## [Directions for this task]
Records follow. Copy every line with "추가했다".

## [Exercise inputs]
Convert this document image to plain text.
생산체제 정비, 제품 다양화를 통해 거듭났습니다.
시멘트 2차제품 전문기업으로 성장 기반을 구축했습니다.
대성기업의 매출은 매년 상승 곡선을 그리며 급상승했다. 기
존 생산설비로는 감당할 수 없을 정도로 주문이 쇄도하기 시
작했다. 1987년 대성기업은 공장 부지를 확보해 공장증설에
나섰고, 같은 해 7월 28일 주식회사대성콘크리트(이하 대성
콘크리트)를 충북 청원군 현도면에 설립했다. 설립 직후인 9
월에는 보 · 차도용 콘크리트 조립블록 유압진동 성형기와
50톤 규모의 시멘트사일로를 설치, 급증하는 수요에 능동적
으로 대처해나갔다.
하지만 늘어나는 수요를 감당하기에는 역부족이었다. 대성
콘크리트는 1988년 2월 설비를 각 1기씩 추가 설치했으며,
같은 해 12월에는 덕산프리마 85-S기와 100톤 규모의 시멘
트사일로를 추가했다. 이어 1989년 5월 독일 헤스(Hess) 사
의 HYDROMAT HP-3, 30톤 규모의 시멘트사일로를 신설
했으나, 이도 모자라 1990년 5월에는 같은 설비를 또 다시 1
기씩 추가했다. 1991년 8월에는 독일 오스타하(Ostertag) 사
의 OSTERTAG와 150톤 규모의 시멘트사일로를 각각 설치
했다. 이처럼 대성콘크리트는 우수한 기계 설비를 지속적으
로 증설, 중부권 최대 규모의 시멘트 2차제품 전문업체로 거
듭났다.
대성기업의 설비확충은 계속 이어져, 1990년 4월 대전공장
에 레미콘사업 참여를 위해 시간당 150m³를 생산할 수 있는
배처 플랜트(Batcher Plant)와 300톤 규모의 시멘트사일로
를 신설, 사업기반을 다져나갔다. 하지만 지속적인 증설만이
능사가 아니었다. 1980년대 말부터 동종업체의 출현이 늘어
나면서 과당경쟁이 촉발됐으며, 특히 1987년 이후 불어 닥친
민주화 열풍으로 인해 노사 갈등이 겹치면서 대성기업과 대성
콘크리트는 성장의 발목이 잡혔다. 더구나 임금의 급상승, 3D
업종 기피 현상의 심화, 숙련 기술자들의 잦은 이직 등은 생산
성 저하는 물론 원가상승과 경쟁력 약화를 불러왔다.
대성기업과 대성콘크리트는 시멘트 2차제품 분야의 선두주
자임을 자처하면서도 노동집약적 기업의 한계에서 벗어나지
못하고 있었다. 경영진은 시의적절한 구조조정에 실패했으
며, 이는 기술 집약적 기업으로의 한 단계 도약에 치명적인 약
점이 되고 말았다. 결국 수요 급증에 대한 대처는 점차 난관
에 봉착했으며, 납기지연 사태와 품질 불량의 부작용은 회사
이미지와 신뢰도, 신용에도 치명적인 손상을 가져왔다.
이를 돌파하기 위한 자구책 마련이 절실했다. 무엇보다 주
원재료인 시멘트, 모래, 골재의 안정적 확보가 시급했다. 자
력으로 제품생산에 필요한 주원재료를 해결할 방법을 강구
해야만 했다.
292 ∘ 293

## [Completed exercise]
트사일로를 추가했다. 이어 1989년 5월 독일 헤스(Hess) 사
기씩 추가했다. 1991년 8월에는 독일 오스타하(Ostertag) 사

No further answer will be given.